## Written exercise
Quote the data below in full, please, without altering anything.

## Available records
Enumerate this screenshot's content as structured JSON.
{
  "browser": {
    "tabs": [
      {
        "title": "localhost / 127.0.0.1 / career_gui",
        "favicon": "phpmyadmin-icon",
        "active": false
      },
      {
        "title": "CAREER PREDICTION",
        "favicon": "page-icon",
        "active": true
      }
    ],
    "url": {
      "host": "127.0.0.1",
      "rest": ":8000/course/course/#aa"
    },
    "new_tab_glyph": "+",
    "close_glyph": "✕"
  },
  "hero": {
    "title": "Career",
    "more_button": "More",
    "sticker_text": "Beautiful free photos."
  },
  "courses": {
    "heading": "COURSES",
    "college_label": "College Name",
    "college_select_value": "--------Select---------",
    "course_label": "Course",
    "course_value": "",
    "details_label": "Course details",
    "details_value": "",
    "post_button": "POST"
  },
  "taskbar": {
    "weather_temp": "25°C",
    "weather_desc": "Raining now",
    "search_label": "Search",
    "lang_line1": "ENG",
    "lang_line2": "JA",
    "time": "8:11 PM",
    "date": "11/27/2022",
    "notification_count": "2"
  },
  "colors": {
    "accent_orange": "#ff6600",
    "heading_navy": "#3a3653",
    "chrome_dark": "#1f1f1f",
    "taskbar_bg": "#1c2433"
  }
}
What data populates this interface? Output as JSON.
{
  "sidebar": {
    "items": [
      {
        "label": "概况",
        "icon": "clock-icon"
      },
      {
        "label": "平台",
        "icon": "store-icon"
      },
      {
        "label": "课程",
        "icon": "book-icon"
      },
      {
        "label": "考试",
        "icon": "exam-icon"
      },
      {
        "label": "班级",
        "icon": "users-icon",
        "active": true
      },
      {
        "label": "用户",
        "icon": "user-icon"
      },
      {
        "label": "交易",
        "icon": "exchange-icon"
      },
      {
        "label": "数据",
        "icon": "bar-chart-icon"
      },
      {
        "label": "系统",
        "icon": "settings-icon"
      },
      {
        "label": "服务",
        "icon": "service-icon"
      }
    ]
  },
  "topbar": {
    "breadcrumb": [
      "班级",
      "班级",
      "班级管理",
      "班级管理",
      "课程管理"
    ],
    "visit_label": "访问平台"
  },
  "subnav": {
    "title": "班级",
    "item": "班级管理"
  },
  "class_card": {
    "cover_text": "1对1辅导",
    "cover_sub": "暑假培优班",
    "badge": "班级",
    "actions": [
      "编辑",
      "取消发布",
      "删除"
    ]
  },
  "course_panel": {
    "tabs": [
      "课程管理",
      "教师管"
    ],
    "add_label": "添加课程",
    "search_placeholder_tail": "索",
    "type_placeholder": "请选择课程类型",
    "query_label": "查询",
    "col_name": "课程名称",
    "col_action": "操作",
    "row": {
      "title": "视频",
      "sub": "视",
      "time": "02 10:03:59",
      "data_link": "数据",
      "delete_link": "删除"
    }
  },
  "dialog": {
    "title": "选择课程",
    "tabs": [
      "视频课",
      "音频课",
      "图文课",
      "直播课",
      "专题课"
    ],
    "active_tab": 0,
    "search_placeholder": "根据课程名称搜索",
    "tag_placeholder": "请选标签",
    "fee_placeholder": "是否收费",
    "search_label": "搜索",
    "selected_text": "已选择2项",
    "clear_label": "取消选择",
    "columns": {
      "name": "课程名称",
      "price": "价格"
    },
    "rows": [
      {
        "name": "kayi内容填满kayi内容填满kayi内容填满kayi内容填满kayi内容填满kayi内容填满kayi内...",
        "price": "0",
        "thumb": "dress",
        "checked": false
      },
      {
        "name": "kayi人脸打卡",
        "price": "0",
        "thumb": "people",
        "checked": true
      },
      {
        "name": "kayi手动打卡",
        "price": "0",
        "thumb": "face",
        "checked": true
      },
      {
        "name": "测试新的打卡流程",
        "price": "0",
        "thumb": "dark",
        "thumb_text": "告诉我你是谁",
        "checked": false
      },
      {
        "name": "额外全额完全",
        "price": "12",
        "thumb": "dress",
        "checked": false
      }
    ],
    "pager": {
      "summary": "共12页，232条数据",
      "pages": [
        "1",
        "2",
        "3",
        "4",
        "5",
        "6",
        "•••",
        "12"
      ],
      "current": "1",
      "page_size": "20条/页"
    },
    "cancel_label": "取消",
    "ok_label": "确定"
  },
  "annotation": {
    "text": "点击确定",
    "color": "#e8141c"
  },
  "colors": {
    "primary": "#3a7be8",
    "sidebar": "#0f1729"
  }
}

## Exercise result
Enumerate this screenshot's content as structured JSON.
{
  "browser": {
    "tabs": [
      {
        "title": "localhost / 127.0.0.1 / career_gui",
        "favicon": "phpmyadmin-icon",
        "active": false
      },
      {
        "title": "CAREER PREDICTION",
        "favicon": "page-icon",
        "active": true
      }
    ],
    "url": {
      "host": "127.0.0.1",
      "rest": ":8000/course/course/#aa"
    },
    "new_tab_glyph": "+",
    "close_glyph": "✕"
  },
  "hero": {
    "title": "Career",
    "more_button": "More",
    "sticker_text": "Beautiful free photos."
  },
  "courses": {
    "heading": "COURSES",
    "college_label": "College Name",
    "college_select_value": "--------Select---------",
    "course_label": "Course",
    "course_value": "",
    "details_label": "Course details",
    "details_value": "",
    "post_button": "POST"
  },
  "taskbar": {
    "weather_temp": "25°C",
    "weather_desc": "Raining now",
    "search_label": "Search",
    "lang_line1": "ENG",
    "lang_line2": "JA",
    "time": "8:11 PM",
    "date": "11/27/2022",
    "notification_count": "2"
  },
  "colors": {
    "accent_orange": "#ff6600",
    "heading_navy": "#3a3653",
    "chrome_dark": "#1f1f1f",
    "taskbar_bg": "#1c2433"
  }
}
What data populates this interface? Output as JSON.
{
  "sidebar": {
    "items": [
      {
        "label": "概况",
        "icon": "clock-icon"
      },
      {
        "label": "平台",
        "icon": "store-icon"
      },
      {
        "label": "课程",
        "icon": "book-icon"
      },
      {
        "label": "考试",
        "icon": "exam-icon"
      },
      {
        "label": "班级",
        "icon": "users-icon",
        "active": true
      },
      {
        "label": "用户",
        "icon": "user-icon"
      },
      {
        "label": "交易",
        "icon": "exchange-icon"
      },
      {
        "label": "数据",
        "icon": "bar-chart-icon"
      },
      {
        "label": "系统",
        "icon": "settings-icon"
      },
      {
        "label": "服务",
        "icon": "service-icon"
      }
    ]
  },
  "topbar": {
    "breadcrumb": [
      "班级",
      "班级",
      "班级管理",
      "班级管理",
      "课程管理"
    ],
    "visit_label": "访问平台"
  },
  "subnav": {
    "title": "班级",
    "item": "班级管理"
  },
  "class_card": {
    "cover_text": "1对1辅导",
    "cover_sub": "暑假培优班",
    "badge": "班级",
    "actions": [
      "编辑",
      "取消发布",
      "删除"
    ]
  },
  "course_panel": {
    "tabs": [
      "课程管理",
      "教师管"
    ],
    "add_label": "添加课程",
    "search_placeholder_tail": "索",
    "type_placeholder": "请选择课程类型",
    "query_label": "查询",
    "col_name": "课程名称",
    "col_action": "操作",
    "row": {
      "title": "视频",
      "sub": "视",
      "time": "02 10:03:59",
      "data_link": "数据",
      "delete_link": "删除"
    }
  },
  "dialog": {
    "title": "选择课程",
    "tabs": [
      "视频课",
      "音频课",
      "图文课",
      "直播课",
      "专题课"
    ],
    "active_tab": 0,
    "search_placeholder": "根据课程名称搜索",
    "tag_placeholder": "请选标签",
    "fee_placeholder": "是否收费",
    "search_label": "搜索",
    "selected_text": "已选择2项",
    "clear_label": "取消选择",
    "columns": {
      "name": "课程名称",
      "price": "价格"
    },
    "rows": [
      {
        "name": "kayi内容填满kayi内容填满kayi内容填满kayi内容填满kayi内容填满kayi内容填满kayi内...",
        "price": "0",
        "thumb": "dress",
        "checked": false
      },
      {
        "name": "kayi人脸打卡",
        "price": "0",
        "thumb": "people",
        "checked": true
      },
      {
        "name": "kayi手动打卡",
        "price": "0",
        "thumb": "face",
        "checked": true
      },
      {
        "name": "测试新的打卡流程",
        "price": "0",
        "thumb": "dark",
        "thumb_text": "告诉我你是谁",
        "checked": false
      },
      {
        "name": "额外全额完全",
        "price": "12",
        "thumb": "dress",
        "checked": false
      }
    ],
    "pager": {
      "summary": "共12页，232条数据",
      "pages": [
        "1",
        "2",
        "3",
        "4",
        "5",
        "6",
        "•••",
        "12"
      ],
      "current": "1",
      "page_size": "20条/页"
    },
    "cancel_label": "取消",
    "ok_label": "确定"
  },
  "annotation": {
    "text": "点击确定",
    "color": "#e8141c"
  },
  "colors": {
    "primary": "#3a7be8",
    "sidebar": "#0f1729"
  }
}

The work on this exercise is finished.